§ Exercise: Make an exact copy of all the data.

* BEGIN *

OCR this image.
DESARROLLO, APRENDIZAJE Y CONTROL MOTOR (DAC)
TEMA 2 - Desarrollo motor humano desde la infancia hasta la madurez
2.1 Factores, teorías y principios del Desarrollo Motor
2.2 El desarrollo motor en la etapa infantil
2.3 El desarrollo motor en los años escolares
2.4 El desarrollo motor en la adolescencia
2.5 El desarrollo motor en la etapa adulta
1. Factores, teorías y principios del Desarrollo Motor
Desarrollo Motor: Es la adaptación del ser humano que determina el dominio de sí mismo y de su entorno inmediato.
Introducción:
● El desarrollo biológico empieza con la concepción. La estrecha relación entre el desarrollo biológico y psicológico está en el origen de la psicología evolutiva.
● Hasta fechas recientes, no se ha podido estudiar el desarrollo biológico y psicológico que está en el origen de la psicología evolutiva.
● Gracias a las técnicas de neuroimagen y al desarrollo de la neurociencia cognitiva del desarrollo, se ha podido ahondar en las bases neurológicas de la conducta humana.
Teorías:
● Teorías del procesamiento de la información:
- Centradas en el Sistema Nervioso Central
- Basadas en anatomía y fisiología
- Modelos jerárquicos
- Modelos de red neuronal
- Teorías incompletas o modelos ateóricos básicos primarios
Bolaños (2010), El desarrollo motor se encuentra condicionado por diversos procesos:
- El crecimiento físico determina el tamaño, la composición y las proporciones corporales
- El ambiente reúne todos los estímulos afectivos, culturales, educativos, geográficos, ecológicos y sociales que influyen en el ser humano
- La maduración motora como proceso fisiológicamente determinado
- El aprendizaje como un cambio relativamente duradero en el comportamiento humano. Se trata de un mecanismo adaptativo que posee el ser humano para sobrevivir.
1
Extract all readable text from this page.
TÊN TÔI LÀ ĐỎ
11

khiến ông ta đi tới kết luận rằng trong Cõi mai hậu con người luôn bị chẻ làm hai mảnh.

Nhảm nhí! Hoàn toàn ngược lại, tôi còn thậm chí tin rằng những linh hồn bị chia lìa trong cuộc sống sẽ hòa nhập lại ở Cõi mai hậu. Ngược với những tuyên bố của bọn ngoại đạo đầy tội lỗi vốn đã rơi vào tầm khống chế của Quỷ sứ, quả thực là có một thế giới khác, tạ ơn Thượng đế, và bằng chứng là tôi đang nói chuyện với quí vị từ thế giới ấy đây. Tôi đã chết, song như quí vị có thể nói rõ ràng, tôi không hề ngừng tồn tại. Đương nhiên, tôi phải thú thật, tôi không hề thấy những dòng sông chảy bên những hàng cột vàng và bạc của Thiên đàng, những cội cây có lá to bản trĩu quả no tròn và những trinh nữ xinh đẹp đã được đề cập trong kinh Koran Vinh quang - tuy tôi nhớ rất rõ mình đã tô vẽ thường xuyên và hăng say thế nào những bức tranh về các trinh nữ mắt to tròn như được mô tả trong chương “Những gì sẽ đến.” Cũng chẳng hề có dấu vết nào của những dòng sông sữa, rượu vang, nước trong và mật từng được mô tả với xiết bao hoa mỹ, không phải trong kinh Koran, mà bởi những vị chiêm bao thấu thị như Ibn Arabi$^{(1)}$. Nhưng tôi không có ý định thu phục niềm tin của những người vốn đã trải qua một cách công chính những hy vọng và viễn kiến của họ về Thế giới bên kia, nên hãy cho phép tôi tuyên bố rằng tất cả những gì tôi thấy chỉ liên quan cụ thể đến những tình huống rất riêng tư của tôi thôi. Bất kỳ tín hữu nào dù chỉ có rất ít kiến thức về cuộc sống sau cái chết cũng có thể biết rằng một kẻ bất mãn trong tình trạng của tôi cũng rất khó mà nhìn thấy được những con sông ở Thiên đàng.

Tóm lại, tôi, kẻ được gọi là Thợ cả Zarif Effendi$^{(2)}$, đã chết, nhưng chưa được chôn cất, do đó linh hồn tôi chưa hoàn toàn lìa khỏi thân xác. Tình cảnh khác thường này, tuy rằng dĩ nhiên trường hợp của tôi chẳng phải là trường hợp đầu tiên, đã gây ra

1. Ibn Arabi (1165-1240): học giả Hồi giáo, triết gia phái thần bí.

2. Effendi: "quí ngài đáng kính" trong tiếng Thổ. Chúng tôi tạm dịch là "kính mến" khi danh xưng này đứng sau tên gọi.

* END *

§ Answer to the exercise:
OCR this image.
DESARROLLO, APRENDIZAJE Y CONTROL MOTOR (DAC)
TEMA 2 - Desarrollo motor humano desde la infancia hasta la madurez
2.1 Factores, teorías y principios del Desarrollo Motor
2.2 El desarrollo motor en la etapa infantil
2.3 El desarrollo motor en los años escolares
2.4 El desarrollo motor en la adolescencia
2.5 El desarrollo motor en la etapa adulta
1. Factores, teorías y principios del Desarrollo Motor
Desarrollo Motor: Es la adaptación del ser humano que determina el dominio de sí mismo y de su entorno inmediato.
Introducción:
● El desarrollo biológico empieza con la concepción. La estrecha relación entre el desarrollo biológico y psicológico está en el origen de la psicología evolutiva.
● Hasta fechas recientes, no se ha podido estudiar el desarrollo biológico y psicológico que está en el origen de la psicología evolutiva.
● Gracias a las técnicas de neuroimagen y al desarrollo de la neurociencia cognitiva del desarrollo, se ha podido ahondar en las bases neurológicas de la conducta humana.
Teorías:
● Teorías del procesamiento de la información:
- Centradas en el Sistema Nervioso Central
- Basadas en anatomía y fisiología
- Modelos jerárquicos
- Modelos de red neuronal
- Teorías incompletas o modelos ateóricos básicos primarios
Bolaños (2010), El desarrollo motor se encuentra condicionado por diversos procesos:
- El crecimiento físico determina el tamaño, la composición y las proporciones corporales
- El ambiente reúne todos los estímulos afectivos, culturales, educativos, geográficos, ecológicos y sociales que influyen en el ser humano
- La maduración motora como proceso fisiológicamente determinado
- El aprendizaje como un cambio relativamente duradero en el comportamiento humano. Se trata de un mecanismo adaptativo que posee el ser humano para sobrevivir.
1
Extract all readable text from this page.
TÊN TÔI LÀ ĐỎ
11

khiến ông ta đi tới kết luận rằng trong Cõi mai hậu con người luôn bị chẻ làm hai mảnh.

Nhảm nhí! Hoàn toàn ngược lại, tôi còn thậm chí tin rằng những linh hồn bị chia lìa trong cuộc sống sẽ hòa nhập lại ở Cõi mai hậu. Ngược với những tuyên bố của bọn ngoại đạo đầy tội lỗi vốn đã rơi vào tầm khống chế của Quỷ sứ, quả thực là có một thế giới khác, tạ ơn Thượng đế, và bằng chứng là tôi đang nói chuyện với quí vị từ thế giới ấy đây. Tôi đã chết, song như quí vị có thể nói rõ ràng, tôi không hề ngừng tồn tại. Đương nhiên, tôi phải thú thật, tôi không hề thấy những dòng sông chảy bên những hàng cột vàng và bạc của Thiên đàng, những cội cây có lá to bản trĩu quả no tròn và những trinh nữ xinh đẹp đã được đề cập trong kinh Koran Vinh quang - tuy tôi nhớ rất rõ mình đã tô vẽ thường xuyên và hăng say thế nào những bức tranh về các trinh nữ mắt to tròn như được mô tả trong chương “Những gì sẽ đến.” Cũng chẳng hề có dấu vết nào của những dòng sông sữa, rượu vang, nước trong và mật từng được mô tả với xiết bao hoa mỹ, không phải trong kinh Koran, mà bởi những vị chiêm bao thấu thị như Ibn Arabi$^{(1)}$. Nhưng tôi không có ý định thu phục niềm tin của những người vốn đã trải qua một cách công chính những hy vọng và viễn kiến của họ về Thế giới bên kia, nên hãy cho phép tôi tuyên bố rằng tất cả những gì tôi thấy chỉ liên quan cụ thể đến những tình huống rất riêng tư của tôi thôi. Bất kỳ tín hữu nào dù chỉ có rất ít kiến thức về cuộc sống sau cái chết cũng có thể biết rằng một kẻ bất mãn trong tình trạng của tôi cũng rất khó mà nhìn thấy được những con sông ở Thiên đàng.

Tóm lại, tôi, kẻ được gọi là Thợ cả Zarif Effendi$^{(2)}$, đã chết, nhưng chưa được chôn cất, do đó linh hồn tôi chưa hoàn toàn lìa khỏi thân xác. Tình cảnh khác thường này, tuy rằng dĩ nhiên trường hợp của tôi chẳng phải là trường hợp đầu tiên, đã gây ra

1. Ibn Arabi (1165-1240): học giả Hồi giáo, triết gia phái thần bí.

2. Effendi: "quí ngài đáng kính" trong tiếng Thổ. Chúng tôi tạm dịch là "kính mến" khi danh xưng này đứng sau tên gọi.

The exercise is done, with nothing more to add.